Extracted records
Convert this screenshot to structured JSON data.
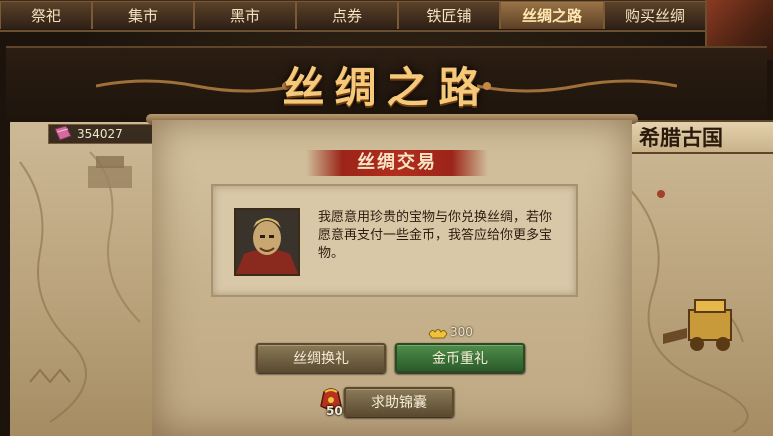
{
  "tabs": [
    {
      "label": "祭祀",
      "active": false
    },
    {
      "label": "集市",
      "active": false
    },
    {
      "label": "黑市",
      "active": false
    },
    {
      "label": "点券",
      "active": false
    },
    {
      "label": "铁匠铺",
      "active": false
    },
    {
      "label": "丝绸之路",
      "active": true
    },
    {
      "label": "购买丝绸",
      "active": false
    }
  ],
  "header": {
    "title": "丝绸之路"
  },
  "resources": {
    "silk": "354027",
    "silk_icon": "silk-bolt-icon"
  },
  "region": {
    "name": "希腊古国"
  },
  "trade": {
    "title": "丝绸交易",
    "dialog_text": "我愿意用珍贵的宝物与你兑换丝绸，若你愿意再支付一些金币，我答应给你更多宝物。",
    "gold_cost": "300",
    "buttons": {
      "silk_gift": "丝绸换礼",
      "gold_gift": "金币重礼",
      "help": "求助锦囊"
    },
    "help_count": "50"
  },
  "colors": {
    "accent_gold": "#f5c979",
    "title_red": "#b22d1e",
    "gold_button": "#4f8c4a"
  }
}
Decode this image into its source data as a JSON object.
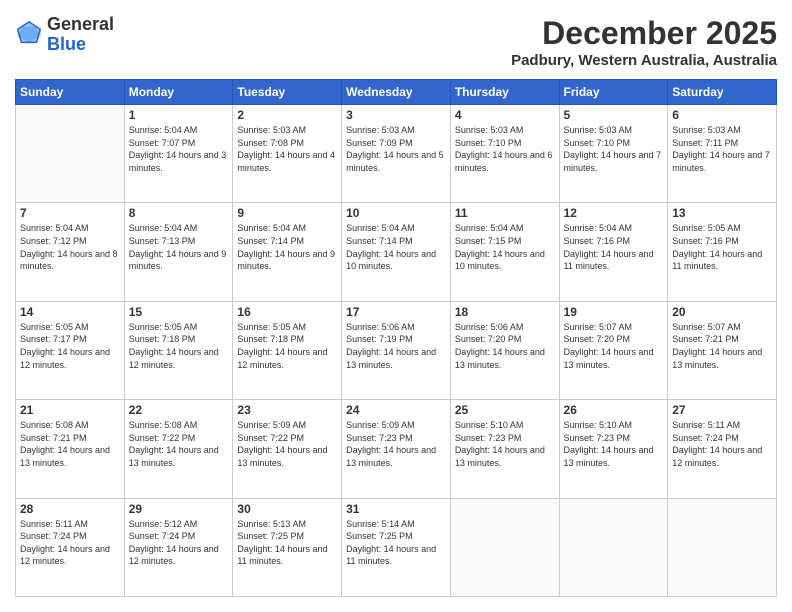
{
  "header": {
    "logo_line1": "General",
    "logo_line2": "Blue",
    "month_title": "December 2025",
    "location": "Padbury, Western Australia, Australia"
  },
  "days_of_week": [
    "Sunday",
    "Monday",
    "Tuesday",
    "Wednesday",
    "Thursday",
    "Friday",
    "Saturday"
  ],
  "weeks": [
    [
      {
        "day": "",
        "sunrise": "",
        "sunset": "",
        "daylight": "",
        "empty": true
      },
      {
        "day": "1",
        "sunrise": "5:04 AM",
        "sunset": "7:07 PM",
        "daylight": "14 hours and 3 minutes."
      },
      {
        "day": "2",
        "sunrise": "5:03 AM",
        "sunset": "7:08 PM",
        "daylight": "14 hours and 4 minutes."
      },
      {
        "day": "3",
        "sunrise": "5:03 AM",
        "sunset": "7:09 PM",
        "daylight": "14 hours and 5 minutes."
      },
      {
        "day": "4",
        "sunrise": "5:03 AM",
        "sunset": "7:10 PM",
        "daylight": "14 hours and 6 minutes."
      },
      {
        "day": "5",
        "sunrise": "5:03 AM",
        "sunset": "7:10 PM",
        "daylight": "14 hours and 7 minutes."
      },
      {
        "day": "6",
        "sunrise": "5:03 AM",
        "sunset": "7:11 PM",
        "daylight": "14 hours and 7 minutes."
      }
    ],
    [
      {
        "day": "7",
        "sunrise": "5:04 AM",
        "sunset": "7:12 PM",
        "daylight": "14 hours and 8 minutes."
      },
      {
        "day": "8",
        "sunrise": "5:04 AM",
        "sunset": "7:13 PM",
        "daylight": "14 hours and 9 minutes."
      },
      {
        "day": "9",
        "sunrise": "5:04 AM",
        "sunset": "7:14 PM",
        "daylight": "14 hours and 9 minutes."
      },
      {
        "day": "10",
        "sunrise": "5:04 AM",
        "sunset": "7:14 PM",
        "daylight": "14 hours and 10 minutes."
      },
      {
        "day": "11",
        "sunrise": "5:04 AM",
        "sunset": "7:15 PM",
        "daylight": "14 hours and 10 minutes."
      },
      {
        "day": "12",
        "sunrise": "5:04 AM",
        "sunset": "7:16 PM",
        "daylight": "14 hours and 11 minutes."
      },
      {
        "day": "13",
        "sunrise": "5:05 AM",
        "sunset": "7:16 PM",
        "daylight": "14 hours and 11 minutes."
      }
    ],
    [
      {
        "day": "14",
        "sunrise": "5:05 AM",
        "sunset": "7:17 PM",
        "daylight": "14 hours and 12 minutes."
      },
      {
        "day": "15",
        "sunrise": "5:05 AM",
        "sunset": "7:18 PM",
        "daylight": "14 hours and 12 minutes."
      },
      {
        "day": "16",
        "sunrise": "5:05 AM",
        "sunset": "7:18 PM",
        "daylight": "14 hours and 12 minutes."
      },
      {
        "day": "17",
        "sunrise": "5:06 AM",
        "sunset": "7:19 PM",
        "daylight": "14 hours and 13 minutes."
      },
      {
        "day": "18",
        "sunrise": "5:06 AM",
        "sunset": "7:20 PM",
        "daylight": "14 hours and 13 minutes."
      },
      {
        "day": "19",
        "sunrise": "5:07 AM",
        "sunset": "7:20 PM",
        "daylight": "14 hours and 13 minutes."
      },
      {
        "day": "20",
        "sunrise": "5:07 AM",
        "sunset": "7:21 PM",
        "daylight": "14 hours and 13 minutes."
      }
    ],
    [
      {
        "day": "21",
        "sunrise": "5:08 AM",
        "sunset": "7:21 PM",
        "daylight": "14 hours and 13 minutes."
      },
      {
        "day": "22",
        "sunrise": "5:08 AM",
        "sunset": "7:22 PM",
        "daylight": "14 hours and 13 minutes."
      },
      {
        "day": "23",
        "sunrise": "5:09 AM",
        "sunset": "7:22 PM",
        "daylight": "14 hours and 13 minutes."
      },
      {
        "day": "24",
        "sunrise": "5:09 AM",
        "sunset": "7:23 PM",
        "daylight": "14 hours and 13 minutes."
      },
      {
        "day": "25",
        "sunrise": "5:10 AM",
        "sunset": "7:23 PM",
        "daylight": "14 hours and 13 minutes."
      },
      {
        "day": "26",
        "sunrise": "5:10 AM",
        "sunset": "7:23 PM",
        "daylight": "14 hours and 13 minutes."
      },
      {
        "day": "27",
        "sunrise": "5:11 AM",
        "sunset": "7:24 PM",
        "daylight": "14 hours and 12 minutes."
      }
    ],
    [
      {
        "day": "28",
        "sunrise": "5:11 AM",
        "sunset": "7:24 PM",
        "daylight": "14 hours and 12 minutes."
      },
      {
        "day": "29",
        "sunrise": "5:12 AM",
        "sunset": "7:24 PM",
        "daylight": "14 hours and 12 minutes."
      },
      {
        "day": "30",
        "sunrise": "5:13 AM",
        "sunset": "7:25 PM",
        "daylight": "14 hours and 11 minutes."
      },
      {
        "day": "31",
        "sunrise": "5:14 AM",
        "sunset": "7:25 PM",
        "daylight": "14 hours and 11 minutes."
      },
      {
        "day": "",
        "sunrise": "",
        "sunset": "",
        "daylight": "",
        "empty": true
      },
      {
        "day": "",
        "sunrise": "",
        "sunset": "",
        "daylight": "",
        "empty": true
      },
      {
        "day": "",
        "sunrise": "",
        "sunset": "",
        "daylight": "",
        "empty": true
      }
    ]
  ]
}
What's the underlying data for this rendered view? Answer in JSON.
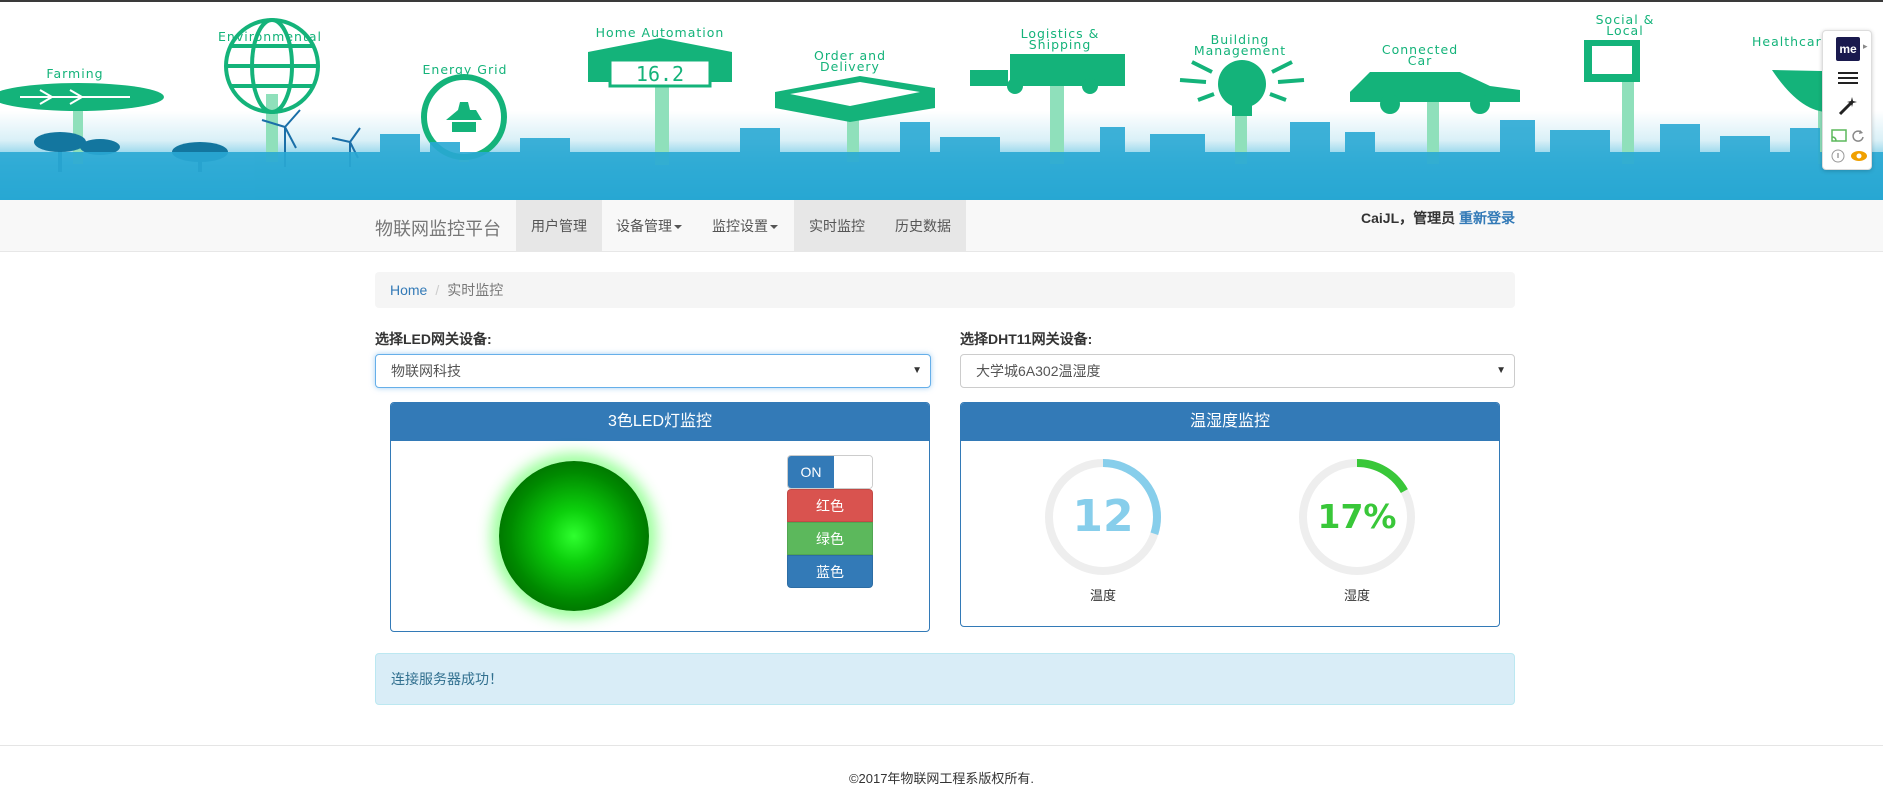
{
  "banner": {
    "labels": [
      "Farming",
      "Environmental",
      "Energy Grid",
      "Home Automation",
      "Order and\nDelivery",
      "Logistics &\nShipping",
      "Building\nManagement",
      "Connected\nCar",
      "Social &\nLocal",
      "Healthcare"
    ],
    "display_reading": "16.2",
    "accent_color": "#14b37a"
  },
  "side_widget": {
    "logo_text": "me",
    "icons": [
      "menu-icon",
      "magic-wand-icon",
      "cast-icon",
      "refresh-icon",
      "info-icon",
      "eye-icon"
    ]
  },
  "navbar": {
    "brand": "物联网监控平台",
    "items": [
      {
        "label": "用户管理",
        "active": true,
        "dropdown": false
      },
      {
        "label": "设备管理",
        "active": false,
        "dropdown": true
      },
      {
        "label": "监控设置",
        "active": false,
        "dropdown": true
      },
      {
        "label": "实时监控",
        "active": true,
        "dropdown": false
      },
      {
        "label": "历史数据",
        "active": true,
        "dropdown": false
      }
    ],
    "user_text": "CaiJL，管理员",
    "relogin_label": "重新登录"
  },
  "breadcrumb": {
    "home": "Home",
    "separator": "/",
    "current": "实时监控"
  },
  "led_device": {
    "label": "选择LED网关设备:",
    "selected": "物联网科技"
  },
  "dht_device": {
    "label": "选择DHT11网关设备:",
    "selected": "大学城6A302温湿度"
  },
  "led_panel": {
    "title": "3色LED灯监控",
    "switch_label": "ON",
    "switch_state": "on",
    "led_color": "#00e000",
    "buttons": {
      "red": "红色",
      "green": "绿色",
      "blue": "蓝色"
    },
    "button_colors": {
      "red": "#d9534f",
      "green": "#5cb85c",
      "blue": "#337ab7"
    }
  },
  "dht_panel": {
    "title": "温湿度监控",
    "temperature": {
      "value": "12",
      "label": "温度",
      "fraction": 0.3,
      "color": "#87ceeb"
    },
    "humidity": {
      "value": "17%",
      "label": "湿度",
      "fraction": 0.17,
      "color": "#39c739"
    }
  },
  "alert": {
    "message": "连接服务器成功！"
  },
  "footer": {
    "text": "©2017年物联网工程系版权所有."
  }
}
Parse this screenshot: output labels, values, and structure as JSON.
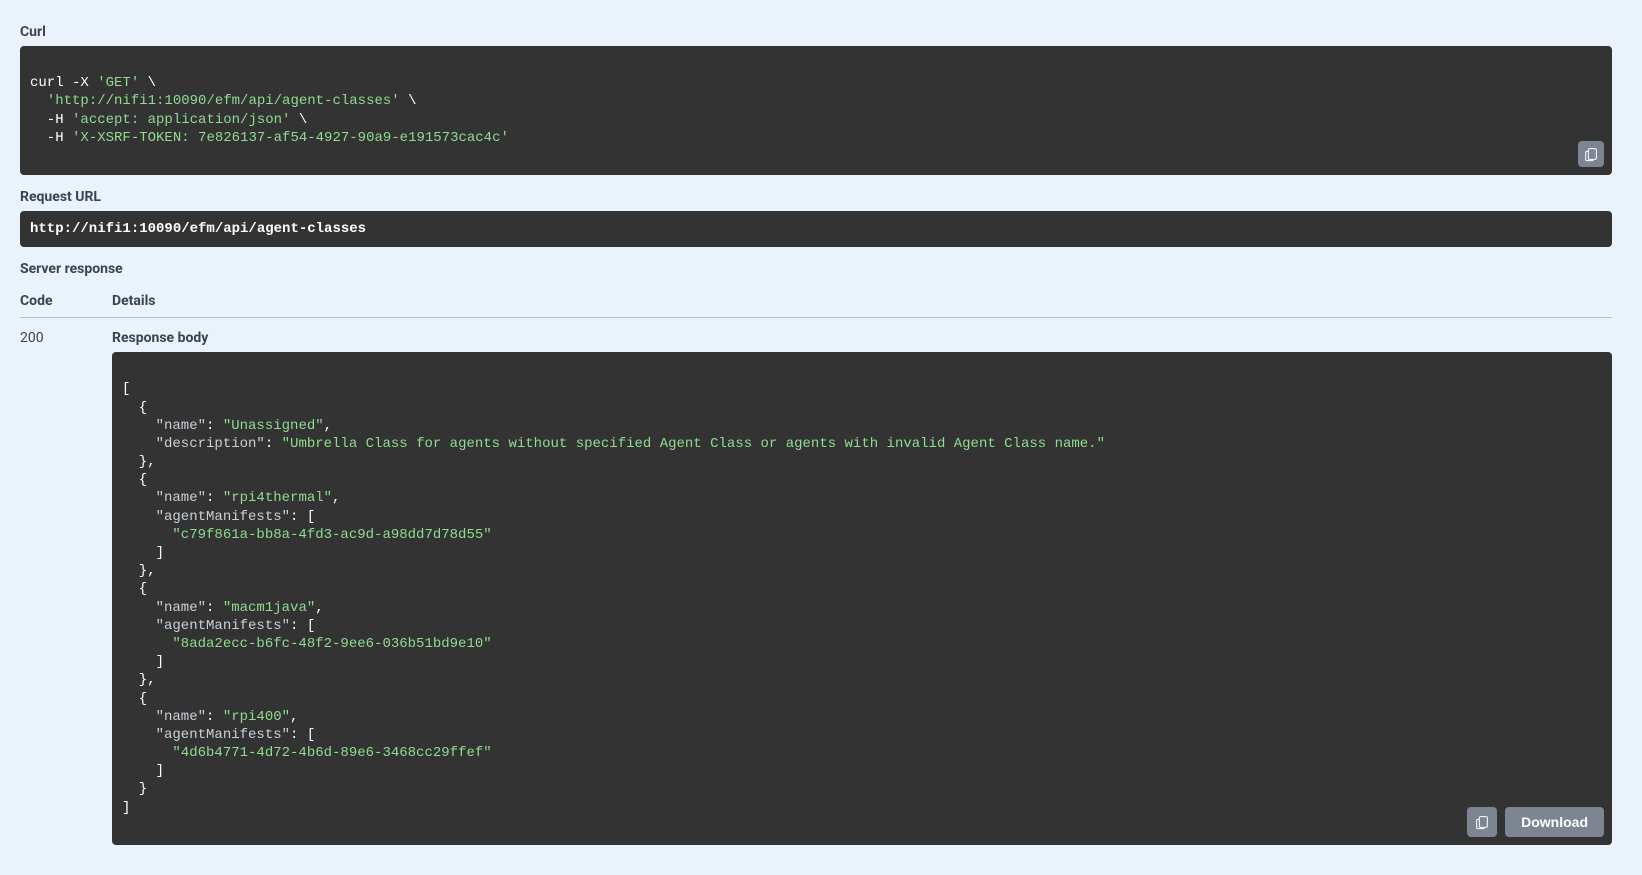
{
  "labels": {
    "curl": "Curl",
    "request_url": "Request URL",
    "server_response": "Server response",
    "code_col": "Code",
    "details_col": "Details",
    "response_body": "Response body",
    "download": "Download"
  },
  "curl": {
    "p0a": "curl -X ",
    "p0b": "'GET'",
    "p0c": " \\",
    "p1a": "  ",
    "p1b": "'http://nifi1:10090/efm/api/agent-classes'",
    "p1c": " \\",
    "p2a": "  -H ",
    "p2b": "'accept: application/json'",
    "p2c": " \\",
    "p3a": "  -H ",
    "p3b": "'X-XSRF-TOKEN: 7e826137-af54-4927-90a9-e191573cac4c'"
  },
  "request_url": "http://nifi1:10090/efm/api/agent-classes",
  "response": {
    "code": "200",
    "body_lines": {
      "l0": "[",
      "l1": "  {",
      "l2a": "    \"name\"",
      "l2b": ": ",
      "l2c": "\"Unassigned\"",
      "l2d": ",",
      "l3a": "    \"description\"",
      "l3b": ": ",
      "l3c": "\"Umbrella Class for agents without specified Agent Class or agents with invalid Agent Class name.\"",
      "l4": "  },",
      "l5": "  {",
      "l6a": "    \"name\"",
      "l6b": ": ",
      "l6c": "\"rpi4thermal\"",
      "l6d": ",",
      "l7a": "    \"agentManifests\"",
      "l7b": ": [",
      "l8": "      \"c79f861a-bb8a-4fd3-ac9d-a98dd7d78d55\"",
      "l9": "    ]",
      "l10": "  },",
      "l11": "  {",
      "l12a": "    \"name\"",
      "l12b": ": ",
      "l12c": "\"macm1java\"",
      "l12d": ",",
      "l13a": "    \"agentManifests\"",
      "l13b": ": [",
      "l14": "      \"8ada2ecc-b6fc-48f2-9ee6-036b51bd9e10\"",
      "l15": "    ]",
      "l16": "  },",
      "l17": "  {",
      "l18a": "    \"name\"",
      "l18b": ": ",
      "l18c": "\"rpi400\"",
      "l18d": ",",
      "l19a": "    \"agentManifests\"",
      "l19b": ": [",
      "l20": "      \"4d6b4771-4d72-4b6d-89e6-3468cc29ffef\"",
      "l21": "    ]",
      "l22": "  }",
      "l23": "]"
    }
  }
}
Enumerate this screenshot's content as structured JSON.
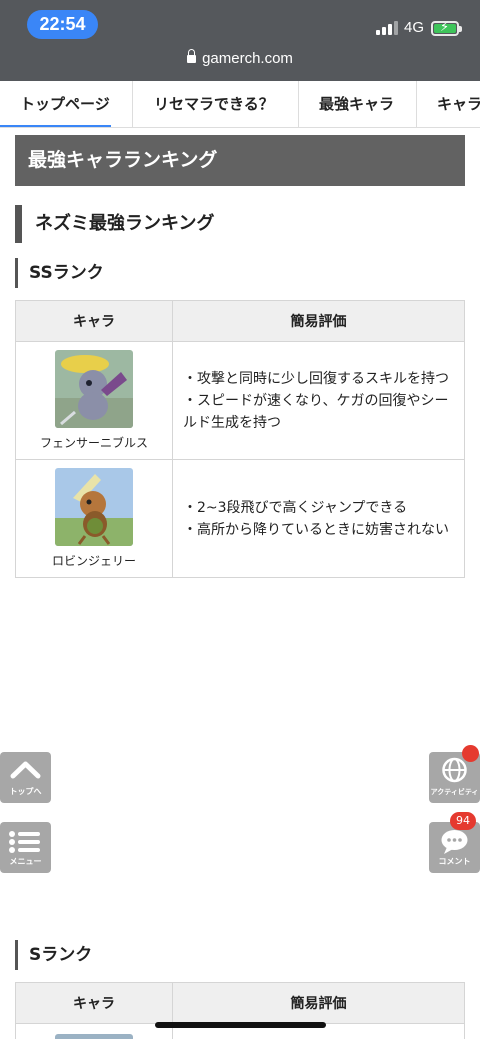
{
  "status": {
    "time": "22:54",
    "network": "4G"
  },
  "browser": {
    "url": "gamerch.com"
  },
  "tabs": [
    {
      "label": "トップページ"
    },
    {
      "label": "リセマラできる？"
    },
    {
      "label": "最強キャラ"
    },
    {
      "label": "キャラ"
    }
  ],
  "page": {
    "heading": "最強キャラランキング",
    "section_title": "ネズミ最強ランキング",
    "ss": {
      "title": "SSランク",
      "columns": [
        "キャラ",
        "簡易評価"
      ],
      "rows": [
        {
          "name": "フェンサーニブルス",
          "desc": "・攻撃と同時に少し回復するスキルを持つ\n・スピードが速くなり、ケガの回復やシールド生成を持つ"
        },
        {
          "name": "ロビンジェリー",
          "desc": "・2~3段飛びで高くジャンプできる\n・高所から降りているときに妨害されない"
        }
      ]
    },
    "s": {
      "title": "Sランク",
      "columns": [
        "キャラ",
        "簡易評価"
      ]
    }
  },
  "floating": {
    "top": "トップへ",
    "menu": "メニュー",
    "activity": "アクティビティ",
    "comment": "コメント",
    "comment_count": "94"
  },
  "colors": {
    "accent": "#3a86f7",
    "heading_bg": "#626262",
    "badge": "#e53a2f"
  }
}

What is expected ▸ Pictures are to be left out; otherwise, copy exactly each line from the one containing "Enumerate this screenshot's" through the last line of the listing.

Solution to the problem ▸
Enumerate this screenshot's content as structured JSON.
{
  "status": {
    "time": "22:54",
    "network": "4G"
  },
  "browser": {
    "url": "gamerch.com"
  },
  "tabs": [
    {
      "label": "トップページ"
    },
    {
      "label": "リセマラできる？"
    },
    {
      "label": "最強キャラ"
    },
    {
      "label": "キャラ"
    }
  ],
  "page": {
    "heading": "最強キャラランキング",
    "section_title": "ネズミ最強ランキング",
    "ss": {
      "title": "SSランク",
      "columns": [
        "キャラ",
        "簡易評価"
      ],
      "rows": [
        {
          "name": "フェンサーニブルス",
          "desc": "・攻撃と同時に少し回復するスキルを持つ\n・スピードが速くなり、ケガの回復やシールド生成を持つ"
        },
        {
          "name": "ロビンジェリー",
          "desc": "・2~3段飛びで高くジャンプできる\n・高所から降りているときに妨害されない"
        }
      ]
    },
    "s": {
      "title": "Sランク",
      "columns": [
        "キャラ",
        "簡易評価"
      ]
    }
  },
  "floating": {
    "top": "トップへ",
    "menu": "メニュー",
    "activity": "アクティビティ",
    "comment": "コメント",
    "comment_count": "94"
  },
  "colors": {
    "accent": "#3a86f7",
    "heading_bg": "#626262",
    "badge": "#e53a2f"
  }
}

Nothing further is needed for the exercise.